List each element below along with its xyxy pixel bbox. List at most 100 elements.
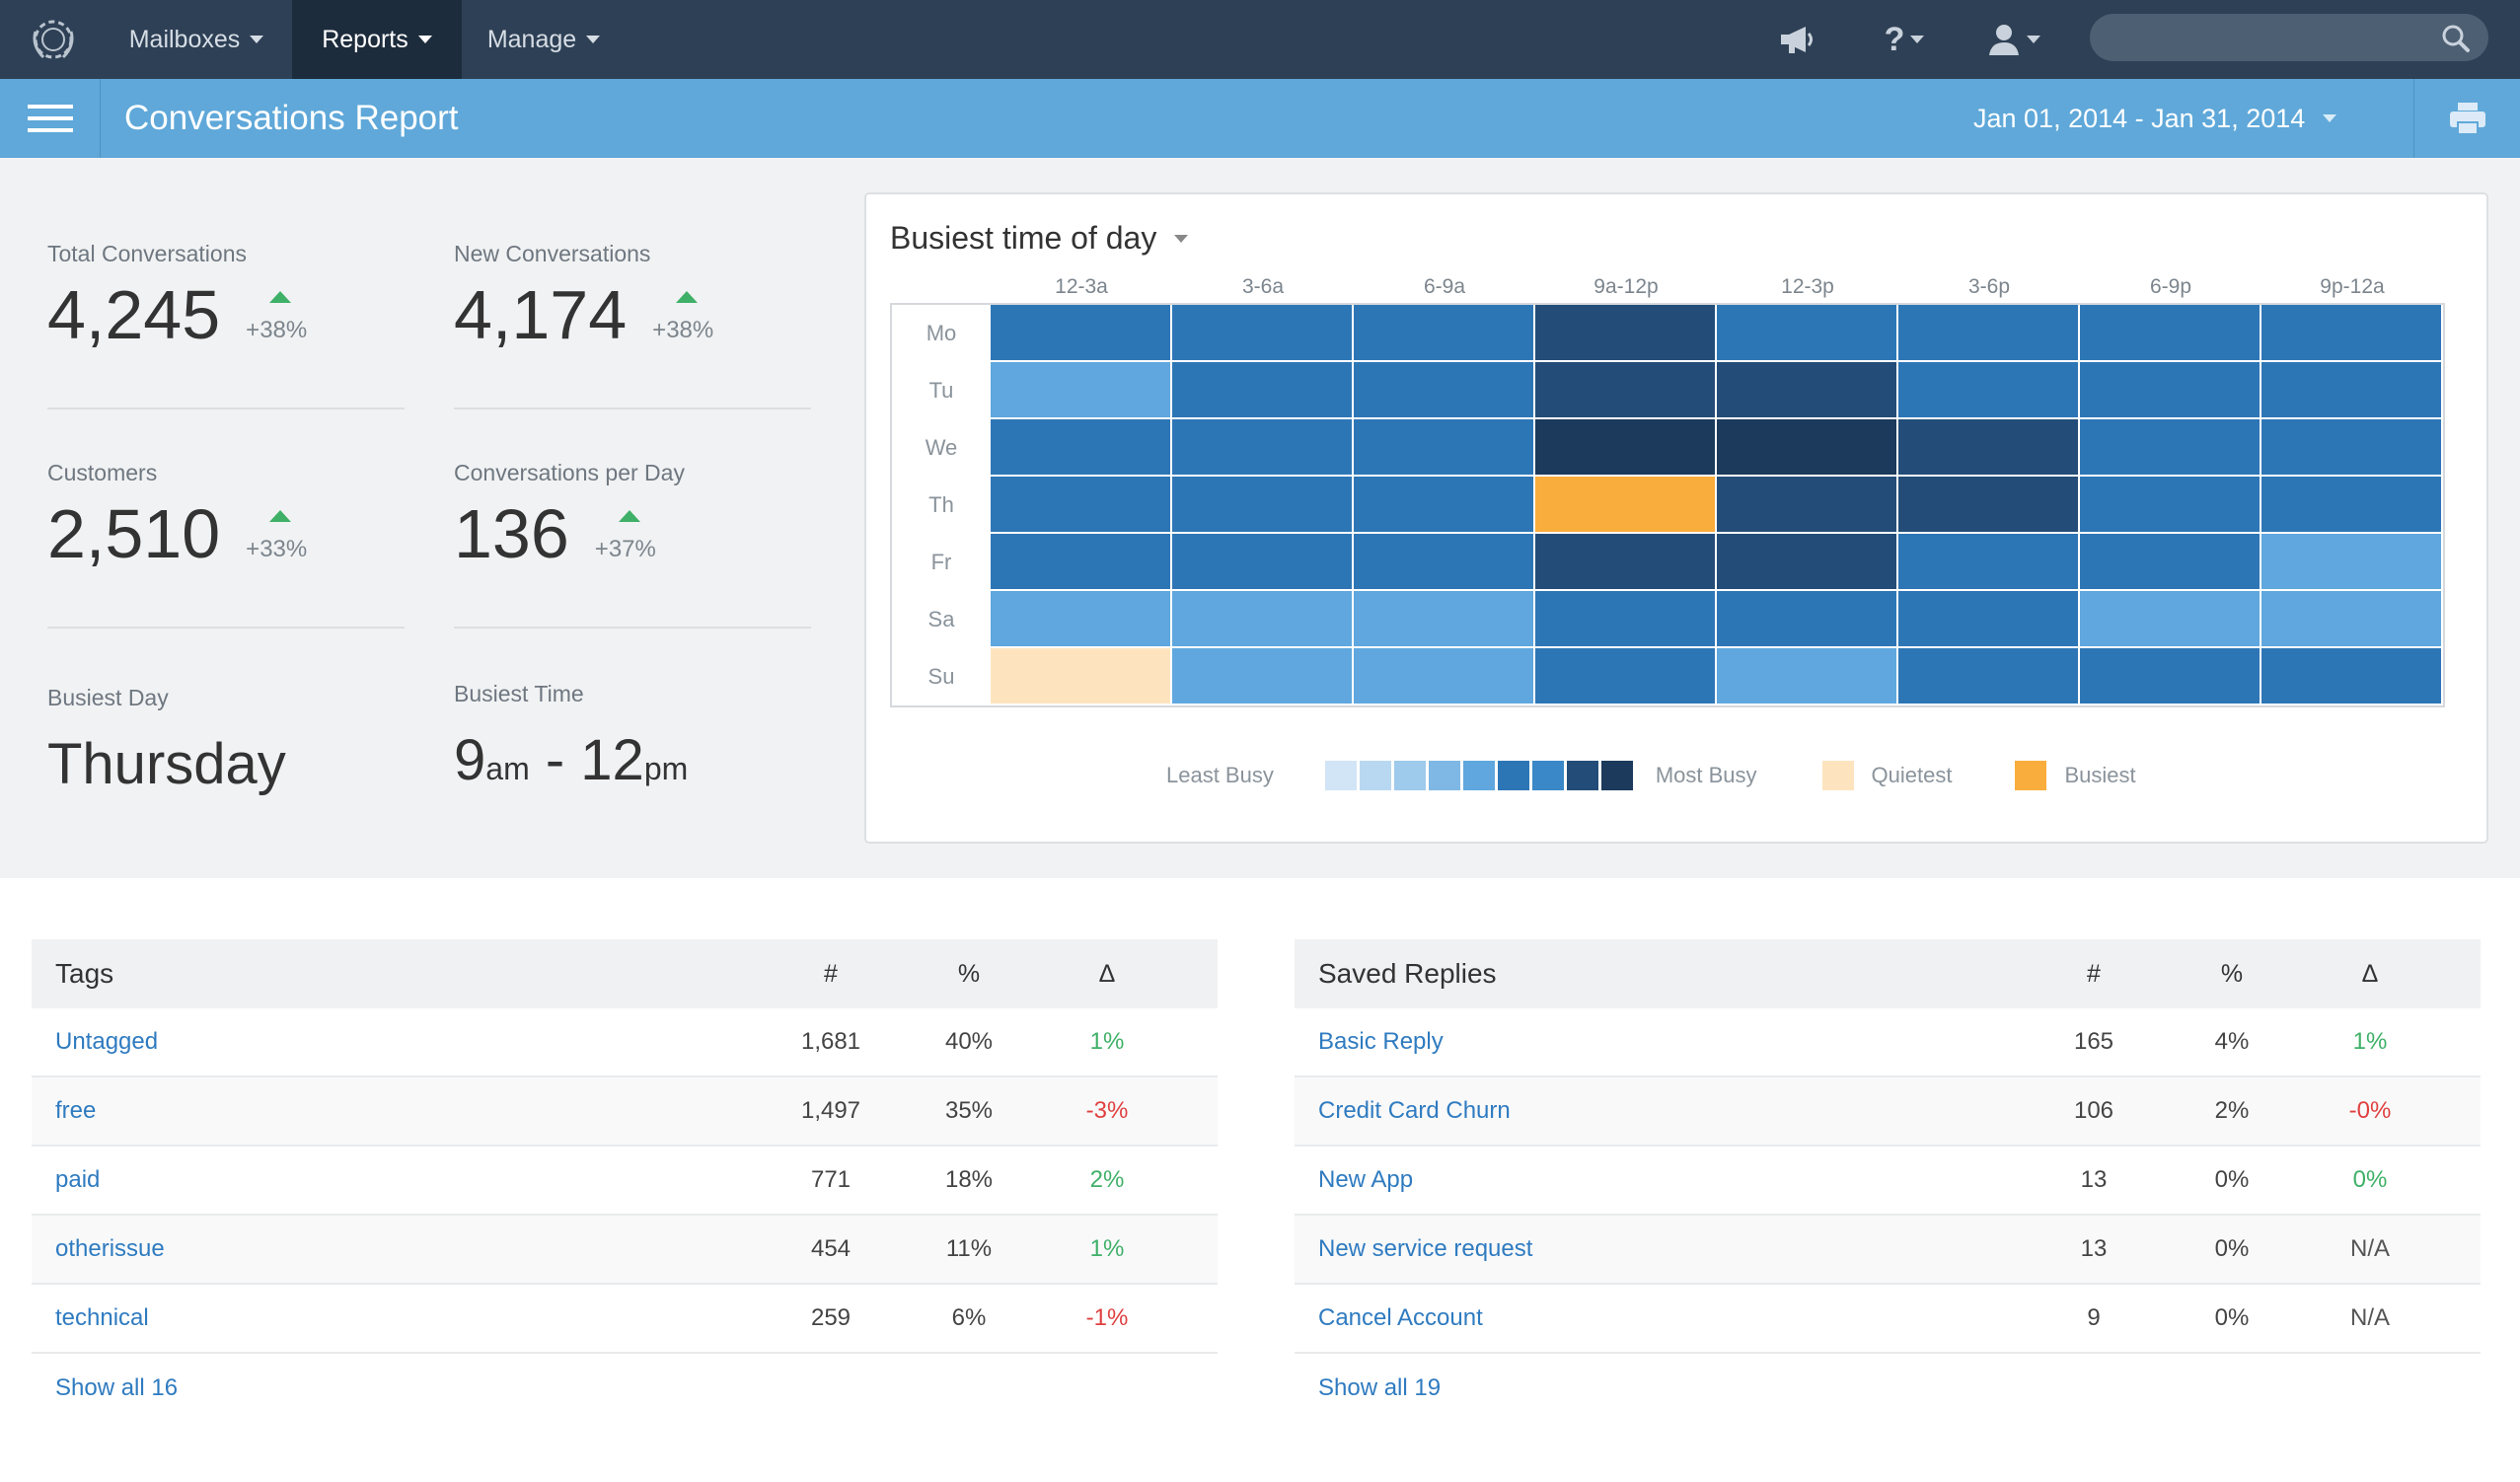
busiest-time-separator: - [545, 728, 565, 792]
heatmap-cell[interactable] [1354, 534, 1535, 591]
heatmap-cell[interactable] [1354, 648, 1535, 705]
heatmap-cell[interactable] [1717, 419, 1898, 477]
legend-scale [1324, 761, 1636, 790]
heatmap-cell[interactable] [1172, 419, 1354, 477]
row-name-link[interactable]: New service request [1318, 1235, 1533, 1262]
table-row: otherissue 454 11% 1% [32, 1216, 1218, 1285]
row-count: 106 [2073, 1097, 2114, 1124]
heatmap-cell[interactable] [1898, 591, 2080, 648]
heatmap-cell[interactable] [1354, 419, 1535, 477]
heatmap-cell[interactable] [1535, 648, 1717, 705]
heatmap-cell[interactable] [1717, 305, 1898, 362]
heatmap-grid: Mo Tu We Th Fr Sa Su [890, 303, 2445, 707]
heatmap-cell[interactable] [1172, 477, 1354, 534]
heatmap-cell[interactable] [1535, 477, 1717, 534]
heatmap-cell[interactable] [1172, 534, 1354, 591]
heatmap-cell[interactable] [1172, 305, 1354, 362]
row-name-link[interactable]: Basic Reply [1318, 1028, 1444, 1055]
heatmap-cell[interactable] [2261, 305, 2443, 362]
print-button[interactable] [2413, 79, 2520, 158]
show-all-replies-link[interactable]: Show all 19 [1295, 1354, 2481, 1423]
heatmap-cell[interactable] [1354, 477, 1535, 534]
row-name-link[interactable]: Cancel Account [1318, 1304, 1483, 1331]
heatmap-cell[interactable] [2080, 477, 2261, 534]
heatmap-cell[interactable] [2261, 534, 2443, 591]
row-name-link[interactable]: Untagged [55, 1028, 159, 1055]
heatmap-cell[interactable] [1717, 477, 1898, 534]
heatmap-cell[interactable] [1898, 362, 2080, 419]
heatmap-cell[interactable] [1172, 362, 1354, 419]
stat-delta-value: +33% [246, 536, 308, 562]
search-input[interactable] [2090, 14, 2488, 61]
table-row: New service request 13 0% N/A [1295, 1216, 2481, 1285]
heatmap-cell[interactable] [2261, 419, 2443, 477]
heatmap-cell[interactable] [2080, 419, 2261, 477]
stat-delta-value: +38% [246, 317, 308, 343]
heatmap-cell[interactable] [1898, 305, 2080, 362]
stat-delta: +38% [652, 291, 713, 350]
heatmap-column-header: 3-6a [1241, 275, 1285, 298]
row-name-link[interactable]: free [55, 1097, 97, 1124]
heatmap-cell[interactable] [991, 477, 1172, 534]
row-name-link[interactable]: technical [55, 1304, 149, 1331]
heatmap-cell[interactable] [2261, 648, 2443, 705]
heatmap-cell[interactable] [1172, 591, 1354, 648]
heatmap-cell[interactable] [2261, 591, 2443, 648]
heatmap-cell[interactable] [1717, 648, 1898, 705]
show-all-replies-label: Show all 19 [1318, 1374, 1442, 1401]
heatmap-cell[interactable] [1354, 362, 1535, 419]
heatmap-cell[interactable] [2080, 648, 2261, 705]
table-row: Basic Reply 165 4% 1% [1295, 1008, 2481, 1077]
row-name-link[interactable]: Credit Card Churn [1318, 1097, 1511, 1124]
heatmap-cell[interactable] [991, 534, 1172, 591]
heatmap-cell[interactable] [991, 591, 1172, 648]
heatmap-cell[interactable] [2080, 305, 2261, 362]
heatmap-cell[interactable] [1898, 477, 2080, 534]
nav-manage[interactable]: Manage [462, 0, 626, 79]
user-menu-icon[interactable] [1983, 16, 2044, 63]
heatmap-cell[interactable] [1535, 591, 1717, 648]
heatmap-cell[interactable] [1717, 362, 1898, 419]
date-range-label: Jan 01, 2014 - Jan 31, 2014 [1973, 103, 2306, 133]
heatmap-cell[interactable] [1535, 362, 1717, 419]
hamburger-menu-icon[interactable] [0, 79, 101, 158]
table-header: Tags # % Δ [32, 939, 1218, 1008]
heatmap-cell[interactable] [1354, 305, 1535, 362]
heatmap-cell[interactable] [1535, 534, 1717, 591]
nav-reports[interactable]: Reports [292, 0, 462, 79]
heatmap-cell[interactable] [2261, 362, 2443, 419]
nav-mailboxes-label: Mailboxes [128, 25, 241, 53]
row-name-link[interactable]: New App [1318, 1166, 1414, 1193]
heatmap-cell[interactable] [1535, 419, 1717, 477]
heatmap-cell[interactable] [991, 419, 1172, 477]
heatmap-cell[interactable] [1535, 305, 1717, 362]
heatmap-cell[interactable] [2080, 534, 2261, 591]
nav-mailboxes[interactable]: Mailboxes [101, 0, 292, 79]
heatmap-cell[interactable] [991, 362, 1172, 419]
table-row: Credit Card Churn 106 2% -0% [1295, 1077, 2481, 1147]
heatmap-cell[interactable] [991, 305, 1172, 362]
heatmap-cell[interactable] [2261, 477, 2443, 534]
date-range-picker[interactable]: Jan 01, 2014 - Jan 31, 2014 [1973, 79, 2412, 158]
megaphone-icon[interactable] [1772, 16, 1821, 63]
printer-icon [2449, 103, 2485, 135]
heatmap-cell[interactable] [991, 648, 1172, 705]
heatmap-cell[interactable] [1172, 648, 1354, 705]
heatmap-cell[interactable] [2080, 362, 2261, 419]
show-all-tags-link[interactable]: Show all 16 [32, 1354, 1218, 1423]
heatmap-cell[interactable] [1898, 534, 2080, 591]
row-name-link[interactable]: otherissue [55, 1235, 165, 1262]
heatmap-cell[interactable] [2080, 591, 2261, 648]
heatmap-cell[interactable] [1898, 419, 2080, 477]
stat-customers: Customers 2,510 +33% [47, 460, 405, 569]
heatmap-cell[interactable] [1717, 591, 1898, 648]
heatmap-cell[interactable] [1354, 591, 1535, 648]
help-icon[interactable]: ? [1875, 16, 1934, 63]
heatmap-cell[interactable] [1717, 534, 1898, 591]
heatmap-cell[interactable] [1898, 648, 2080, 705]
stat-busiest-time: Busiest Time 9am - 12pm [454, 681, 811, 793]
heatmap-title-dropdown[interactable]: Busiest time of day [890, 220, 1189, 257]
legend-scale-swatch [1566, 761, 1598, 790]
laurel-logo-icon[interactable] [26, 12, 81, 67]
row-name-link[interactable]: paid [55, 1166, 101, 1193]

:::::

Written instruction:
Repeat the items above exactly as they appear, leaving out the pictures.

Response to this exercise:
List each element below along with its xyxy pixel bbox. List at most 100 elements.
busiest-time-separator: - [545, 728, 565, 792]
heatmap-cell[interactable] [1354, 534, 1535, 591]
heatmap-cell[interactable] [1354, 648, 1535, 705]
heatmap-cell[interactable] [1717, 419, 1898, 477]
legend-scale [1324, 761, 1636, 790]
heatmap-cell[interactable] [1172, 419, 1354, 477]
row-name-link[interactable]: New service request [1318, 1235, 1533, 1262]
table-row: otherissue 454 11% 1% [32, 1216, 1218, 1285]
row-count: 106 [2073, 1097, 2114, 1124]
heatmap-cell[interactable] [1898, 591, 2080, 648]
heatmap-cell[interactable] [1354, 419, 1535, 477]
heatmap-cell[interactable] [1535, 648, 1717, 705]
heatmap-cell[interactable] [1717, 305, 1898, 362]
heatmap-grid: Mo Tu We Th Fr Sa Su [890, 303, 2445, 707]
heatmap-cell[interactable] [1172, 477, 1354, 534]
heatmap-cell[interactable] [1535, 477, 1717, 534]
heatmap-cell[interactable] [1172, 534, 1354, 591]
heatmap-cell[interactable] [1172, 305, 1354, 362]
row-name-link[interactable]: Basic Reply [1318, 1028, 1444, 1055]
heatmap-cell[interactable] [2261, 305, 2443, 362]
print-button[interactable] [2413, 79, 2520, 158]
show-all-replies-link[interactable]: Show all 19 [1295, 1354, 2481, 1423]
heatmap-cell[interactable] [1354, 477, 1535, 534]
row-name-link[interactable]: Cancel Account [1318, 1304, 1483, 1331]
heatmap-cell[interactable] [2080, 477, 2261, 534]
heatmap-cell[interactable] [2261, 534, 2443, 591]
row-name-link[interactable]: Untagged [55, 1028, 159, 1055]
heatmap-cell[interactable] [1717, 477, 1898, 534]
heatmap-cell[interactable] [1898, 362, 2080, 419]
heatmap-cell[interactable] [1172, 362, 1354, 419]
stat-delta-value: +33% [246, 536, 308, 562]
search-input[interactable] [2090, 14, 2488, 61]
table-row: New service request 13 0% N/A [1295, 1216, 2481, 1285]
heatmap-cell[interactable] [2261, 419, 2443, 477]
heatmap-cell[interactable] [2080, 419, 2261, 477]
stat-delta-value: +38% [246, 317, 308, 343]
heatmap-cell[interactable] [1898, 305, 2080, 362]
stat-delta: +38% [652, 291, 713, 350]
heatmap-column-header: 3-6a [1241, 275, 1285, 298]
row-name-link[interactable]: free [55, 1097, 97, 1124]
heatmap-cell[interactable] [991, 477, 1172, 534]
row-name-link[interactable]: technical [55, 1304, 149, 1331]
heatmap-cell[interactable] [2261, 648, 2443, 705]
heatmap-cell[interactable] [1172, 591, 1354, 648]
heatmap-cell[interactable] [2261, 591, 2443, 648]
heatmap-cell[interactable] [1717, 648, 1898, 705]
show-all-replies-label: Show all 19 [1318, 1374, 1442, 1401]
heatmap-cell[interactable] [1354, 362, 1535, 419]
heatmap-cell[interactable] [2080, 648, 2261, 705]
table-row: Basic Reply 165 4% 1% [1295, 1008, 2481, 1077]
row-name-link[interactable]: Credit Card Churn [1318, 1097, 1511, 1124]
heatmap-cell[interactable] [991, 534, 1172, 591]
heatmap-cell[interactable] [991, 591, 1172, 648]
heatmap-cell[interactable] [2080, 305, 2261, 362]
heatmap-cell[interactable] [1898, 477, 2080, 534]
nav-manage[interactable]: Manage [462, 0, 626, 79]
user-menu-icon[interactable] [1983, 16, 2044, 63]
heatmap-cell[interactable] [1535, 591, 1717, 648]
heatmap-cell[interactable] [1717, 362, 1898, 419]
date-range-label: Jan 01, 2014 - Jan 31, 2014 [1973, 103, 2306, 133]
heatmap-cell[interactable] [1535, 362, 1717, 419]
hamburger-menu-icon[interactable] [0, 79, 101, 158]
table-header: Tags # % Δ [32, 939, 1218, 1008]
heatmap-cell[interactable] [1354, 305, 1535, 362]
heatmap-cell[interactable] [1535, 534, 1717, 591]
nav-reports[interactable]: Reports [292, 0, 462, 79]
heatmap-cell[interactable] [2261, 362, 2443, 419]
nav-mailboxes-label: Mailboxes [128, 25, 241, 53]
row-name-link[interactable]: New App [1318, 1166, 1414, 1193]
heatmap-cell[interactable] [1535, 419, 1717, 477]
heatmap-cell[interactable] [991, 419, 1172, 477]
heatmap-cell[interactable] [1535, 305, 1717, 362]
heatmap-cell[interactable] [2080, 534, 2261, 591]
nav-mailboxes[interactable]: Mailboxes [101, 0, 292, 79]
heatmap-cell[interactable] [991, 362, 1172, 419]
table-row: Credit Card Churn 106 2% -0% [1295, 1077, 2481, 1147]
heatmap-cell[interactable] [991, 305, 1172, 362]
heatmap-cell[interactable] [2261, 477, 2443, 534]
date-range-picker[interactable]: Jan 01, 2014 - Jan 31, 2014 [1973, 79, 2412, 158]
megaphone-icon[interactable] [1772, 16, 1821, 63]
printer-icon [2449, 103, 2485, 135]
heatmap-cell[interactable] [991, 648, 1172, 705]
heatmap-cell[interactable] [1172, 648, 1354, 705]
heatmap-cell[interactable] [2080, 362, 2261, 419]
show-all-tags-link[interactable]: Show all 16 [32, 1354, 1218, 1423]
heatmap-cell[interactable] [1898, 534, 2080, 591]
row-name-link[interactable]: otherissue [55, 1235, 165, 1262]
heatmap-cell[interactable] [2080, 591, 2261, 648]
heatmap-cell[interactable] [1898, 419, 2080, 477]
stat-customers: Customers 2,510 +33% [47, 460, 405, 569]
heatmap-cell[interactable] [1717, 591, 1898, 648]
heatmap-cell[interactable] [1354, 591, 1535, 648]
help-icon[interactable]: ? [1875, 16, 1934, 63]
heatmap-cell[interactable] [1717, 534, 1898, 591]
heatmap-cell[interactable] [1898, 648, 2080, 705]
stat-busiest-time: Busiest Time 9am - 12pm [454, 681, 811, 793]
heatmap-title-dropdown[interactable]: Busiest time of day [890, 220, 1189, 257]
legend-scale-swatch [1566, 761, 1598, 790]
laurel-logo-icon[interactable] [26, 12, 81, 67]
row-name-link[interactable]: paid [55, 1166, 101, 1193]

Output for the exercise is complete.